Stored dataset items
"""
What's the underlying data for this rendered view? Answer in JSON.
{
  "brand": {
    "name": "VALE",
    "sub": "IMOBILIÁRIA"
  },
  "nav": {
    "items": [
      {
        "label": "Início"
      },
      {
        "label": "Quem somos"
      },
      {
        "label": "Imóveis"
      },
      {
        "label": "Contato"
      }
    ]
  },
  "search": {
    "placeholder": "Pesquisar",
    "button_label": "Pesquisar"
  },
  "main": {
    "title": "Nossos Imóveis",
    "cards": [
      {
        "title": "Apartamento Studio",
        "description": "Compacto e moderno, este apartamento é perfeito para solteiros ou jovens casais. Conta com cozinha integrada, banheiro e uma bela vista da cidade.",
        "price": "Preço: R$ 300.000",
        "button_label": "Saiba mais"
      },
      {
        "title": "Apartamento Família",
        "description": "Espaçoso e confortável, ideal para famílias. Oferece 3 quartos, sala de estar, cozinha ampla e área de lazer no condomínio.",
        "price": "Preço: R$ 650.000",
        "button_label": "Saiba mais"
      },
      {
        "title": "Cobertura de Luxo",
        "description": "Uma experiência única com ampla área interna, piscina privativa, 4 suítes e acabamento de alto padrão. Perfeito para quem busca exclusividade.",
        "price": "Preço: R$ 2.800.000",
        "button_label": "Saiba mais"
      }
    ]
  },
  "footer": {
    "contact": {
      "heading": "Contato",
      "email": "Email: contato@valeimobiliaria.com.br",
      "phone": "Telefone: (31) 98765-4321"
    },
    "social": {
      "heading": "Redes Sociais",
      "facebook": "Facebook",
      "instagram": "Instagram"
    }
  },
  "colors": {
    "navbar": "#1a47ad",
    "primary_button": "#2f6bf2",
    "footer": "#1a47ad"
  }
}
"""
▶ TO DO
From the records above, extract everything verbatim.

▶ EXERCISE RESPONSE
What's the underlying data for this rendered view? Answer in JSON.
{
  "brand": {
    "name": "VALE",
    "sub": "IMOBILIÁRIA"
  },
  "nav": {
    "items": [
      {
        "label": "Início"
      },
      {
        "label": "Quem somos"
      },
      {
        "label": "Imóveis"
      },
      {
        "label": "Contato"
      }
    ]
  },
  "search": {
    "placeholder": "Pesquisar",
    "button_label": "Pesquisar"
  },
  "main": {
    "title": "Nossos Imóveis",
    "cards": [
      {
        "title": "Apartamento Studio",
        "description": "Compacto e moderno, este apartamento é perfeito para solteiros ou jovens casais. Conta com cozinha integrada, banheiro e uma bela vista da cidade.",
        "price": "Preço: R$ 300.000",
        "button_label": "Saiba mais"
      },
      {
        "title": "Apartamento Família",
        "description": "Espaçoso e confortável, ideal para famílias. Oferece 3 quartos, sala de estar, cozinha ampla e área de lazer no condomínio.",
        "price": "Preço: R$ 650.000",
        "button_label": "Saiba mais"
      },
      {
        "title": "Cobertura de Luxo",
        "description": "Uma experiência única com ampla área interna, piscina privativa, 4 suítes e acabamento de alto padrão. Perfeito para quem busca exclusividade.",
        "price": "Preço: R$ 2.800.000",
        "button_label": "Saiba mais"
      }
    ]
  },
  "footer": {
    "contact": {
      "heading": "Contato",
      "email": "Email: contato@valeimobiliaria.com.br",
      "phone": "Telefone: (31) 98765-4321"
    },
    "social": {
      "heading": "Redes Sociais",
      "facebook": "Facebook",
      "instagram": "Instagram"
    }
  },
  "colors": {
    "navbar": "#1a47ad",
    "primary_button": "#2f6bf2",
    "footer": "#1a47ad"
  }
}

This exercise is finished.